*DIRECTIVE*.
Write out the complete material exactly as it stands.

** BEGIN DATA TO PROCESS **

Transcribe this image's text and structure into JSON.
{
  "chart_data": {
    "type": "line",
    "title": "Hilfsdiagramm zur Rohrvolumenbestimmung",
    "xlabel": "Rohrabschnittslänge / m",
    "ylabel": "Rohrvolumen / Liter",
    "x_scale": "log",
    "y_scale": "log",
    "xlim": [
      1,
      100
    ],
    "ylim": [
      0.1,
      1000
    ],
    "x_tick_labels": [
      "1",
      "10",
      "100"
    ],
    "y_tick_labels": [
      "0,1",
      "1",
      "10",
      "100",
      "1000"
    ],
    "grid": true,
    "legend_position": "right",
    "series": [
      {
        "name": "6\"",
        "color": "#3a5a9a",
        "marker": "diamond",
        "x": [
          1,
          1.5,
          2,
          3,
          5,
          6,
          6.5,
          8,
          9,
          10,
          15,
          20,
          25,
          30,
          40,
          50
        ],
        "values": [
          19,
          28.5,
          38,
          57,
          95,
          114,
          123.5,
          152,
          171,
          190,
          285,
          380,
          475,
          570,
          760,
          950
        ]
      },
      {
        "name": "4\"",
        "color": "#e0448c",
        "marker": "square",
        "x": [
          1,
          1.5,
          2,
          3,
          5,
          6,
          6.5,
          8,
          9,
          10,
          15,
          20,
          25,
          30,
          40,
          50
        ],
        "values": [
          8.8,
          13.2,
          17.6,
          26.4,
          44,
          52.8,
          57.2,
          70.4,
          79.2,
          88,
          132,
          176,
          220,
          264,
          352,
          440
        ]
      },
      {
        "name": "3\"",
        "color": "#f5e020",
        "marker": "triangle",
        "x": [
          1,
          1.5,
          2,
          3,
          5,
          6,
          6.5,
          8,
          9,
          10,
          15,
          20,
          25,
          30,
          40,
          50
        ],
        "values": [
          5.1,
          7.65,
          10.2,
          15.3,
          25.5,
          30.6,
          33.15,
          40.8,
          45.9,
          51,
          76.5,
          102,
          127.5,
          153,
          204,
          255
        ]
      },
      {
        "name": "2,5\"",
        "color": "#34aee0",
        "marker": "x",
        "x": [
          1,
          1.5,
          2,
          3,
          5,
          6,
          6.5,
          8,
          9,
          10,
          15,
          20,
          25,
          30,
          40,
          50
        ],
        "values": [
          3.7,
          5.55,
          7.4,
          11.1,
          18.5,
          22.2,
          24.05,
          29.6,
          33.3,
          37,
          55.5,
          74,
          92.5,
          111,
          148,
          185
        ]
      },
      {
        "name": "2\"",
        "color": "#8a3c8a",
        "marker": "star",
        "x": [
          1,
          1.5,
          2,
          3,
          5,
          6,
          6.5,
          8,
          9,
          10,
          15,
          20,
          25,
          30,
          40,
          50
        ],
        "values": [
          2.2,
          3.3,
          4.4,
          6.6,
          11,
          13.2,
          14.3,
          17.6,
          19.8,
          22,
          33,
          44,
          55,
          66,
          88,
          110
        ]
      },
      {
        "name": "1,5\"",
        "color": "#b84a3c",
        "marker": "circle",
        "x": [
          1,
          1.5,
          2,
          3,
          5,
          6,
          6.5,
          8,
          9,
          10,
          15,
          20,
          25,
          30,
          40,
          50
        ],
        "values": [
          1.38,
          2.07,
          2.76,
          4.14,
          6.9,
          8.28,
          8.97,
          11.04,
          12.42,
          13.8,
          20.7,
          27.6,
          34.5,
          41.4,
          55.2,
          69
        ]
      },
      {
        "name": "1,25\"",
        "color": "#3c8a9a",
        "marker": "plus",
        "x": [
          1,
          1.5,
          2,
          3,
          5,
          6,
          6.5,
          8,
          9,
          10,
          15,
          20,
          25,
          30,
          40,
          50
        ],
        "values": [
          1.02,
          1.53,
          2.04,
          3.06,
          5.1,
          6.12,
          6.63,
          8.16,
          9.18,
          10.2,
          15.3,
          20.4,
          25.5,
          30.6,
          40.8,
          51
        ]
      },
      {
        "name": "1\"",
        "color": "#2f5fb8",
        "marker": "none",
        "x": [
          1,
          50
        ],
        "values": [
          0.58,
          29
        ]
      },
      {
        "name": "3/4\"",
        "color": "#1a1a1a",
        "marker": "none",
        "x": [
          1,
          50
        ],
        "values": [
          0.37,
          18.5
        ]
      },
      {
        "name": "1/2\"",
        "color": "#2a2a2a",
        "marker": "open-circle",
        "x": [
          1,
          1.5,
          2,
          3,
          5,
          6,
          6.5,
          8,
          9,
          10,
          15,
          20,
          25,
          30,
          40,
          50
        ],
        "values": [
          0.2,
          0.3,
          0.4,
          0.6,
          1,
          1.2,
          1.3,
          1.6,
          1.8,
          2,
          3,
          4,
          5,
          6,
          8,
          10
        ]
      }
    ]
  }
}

** END DATA TO PROCESS **

*TASK RESPONSE*.
Transcribe this image's text and structure into JSON.
{
  "chart_data": {
    "type": "line",
    "title": "Hilfsdiagramm zur Rohrvolumenbestimmung",
    "xlabel": "Rohrabschnittslänge / m",
    "ylabel": "Rohrvolumen / Liter",
    "x_scale": "log",
    "y_scale": "log",
    "xlim": [
      1,
      100
    ],
    "ylim": [
      0.1,
      1000
    ],
    "x_tick_labels": [
      "1",
      "10",
      "100"
    ],
    "y_tick_labels": [
      "0,1",
      "1",
      "10",
      "100",
      "1000"
    ],
    "grid": true,
    "legend_position": "right",
    "series": [
      {
        "name": "6\"",
        "color": "#3a5a9a",
        "marker": "diamond",
        "x": [
          1,
          1.5,
          2,
          3,
          5,
          6,
          6.5,
          8,
          9,
          10,
          15,
          20,
          25,
          30,
          40,
          50
        ],
        "values": [
          19,
          28.5,
          38,
          57,
          95,
          114,
          123.5,
          152,
          171,
          190,
          285,
          380,
          475,
          570,
          760,
          950
        ]
      },
      {
        "name": "4\"",
        "color": "#e0448c",
        "marker": "square",
        "x": [
          1,
          1.5,
          2,
          3,
          5,
          6,
          6.5,
          8,
          9,
          10,
          15,
          20,
          25,
          30,
          40,
          50
        ],
        "values": [
          8.8,
          13.2,
          17.6,
          26.4,
          44,
          52.8,
          57.2,
          70.4,
          79.2,
          88,
          132,
          176,
          220,
          264,
          352,
          440
        ]
      },
      {
        "name": "3\"",
        "color": "#f5e020",
        "marker": "triangle",
        "x": [
          1,
          1.5,
          2,
          3,
          5,
          6,
          6.5,
          8,
          9,
          10,
          15,
          20,
          25,
          30,
          40,
          50
        ],
        "values": [
          5.1,
          7.65,
          10.2,
          15.3,
          25.5,
          30.6,
          33.15,
          40.8,
          45.9,
          51,
          76.5,
          102,
          127.5,
          153,
          204,
          255
        ]
      },
      {
        "name": "2,5\"",
        "color": "#34aee0",
        "marker": "x",
        "x": [
          1,
          1.5,
          2,
          3,
          5,
          6,
          6.5,
          8,
          9,
          10,
          15,
          20,
          25,
          30,
          40,
          50
        ],
        "values": [
          3.7,
          5.55,
          7.4,
          11.1,
          18.5,
          22.2,
          24.05,
          29.6,
          33.3,
          37,
          55.5,
          74,
          92.5,
          111,
          148,
          185
        ]
      },
      {
        "name": "2\"",
        "color": "#8a3c8a",
        "marker": "star",
        "x": [
          1,
          1.5,
          2,
          3,
          5,
          6,
          6.5,
          8,
          9,
          10,
          15,
          20,
          25,
          30,
          40,
          50
        ],
        "values": [
          2.2,
          3.3,
          4.4,
          6.6,
          11,
          13.2,
          14.3,
          17.6,
          19.8,
          22,
          33,
          44,
          55,
          66,
          88,
          110
        ]
      },
      {
        "name": "1,5\"",
        "color": "#b84a3c",
        "marker": "circle",
        "x": [
          1,
          1.5,
          2,
          3,
          5,
          6,
          6.5,
          8,
          9,
          10,
          15,
          20,
          25,
          30,
          40,
          50
        ],
        "values": [
          1.38,
          2.07,
          2.76,
          4.14,
          6.9,
          8.28,
          8.97,
          11.04,
          12.42,
          13.8,
          20.7,
          27.6,
          34.5,
          41.4,
          55.2,
          69
        ]
      },
      {
        "name": "1,25\"",
        "color": "#3c8a9a",
        "marker": "plus",
        "x": [
          1,
          1.5,
          2,
          3,
          5,
          6,
          6.5,
          8,
          9,
          10,
          15,
          20,
          25,
          30,
          40,
          50
        ],
        "values": [
          1.02,
          1.53,
          2.04,
          3.06,
          5.1,
          6.12,
          6.63,
          8.16,
          9.18,
          10.2,
          15.3,
          20.4,
          25.5,
          30.6,
          40.8,
          51
        ]
      },
      {
        "name": "1\"",
        "color": "#2f5fb8",
        "marker": "none",
        "x": [
          1,
          50
        ],
        "values": [
          0.58,
          29
        ]
      },
      {
        "name": "3/4\"",
        "color": "#1a1a1a",
        "marker": "none",
        "x": [
          1,
          50
        ],
        "values": [
          0.37,
          18.5
        ]
      },
      {
        "name": "1/2\"",
        "color": "#2a2a2a",
        "marker": "open-circle",
        "x": [
          1,
          1.5,
          2,
          3,
          5,
          6,
          6.5,
          8,
          9,
          10,
          15,
          20,
          25,
          30,
          40,
          50
        ],
        "values": [
          0.2,
          0.3,
          0.4,
          0.6,
          1,
          1.2,
          1.3,
          1.6,
          1.8,
          2,
          3,
          4,
          5,
          6,
          8,
          10
        ]
      }
    ]
  }
}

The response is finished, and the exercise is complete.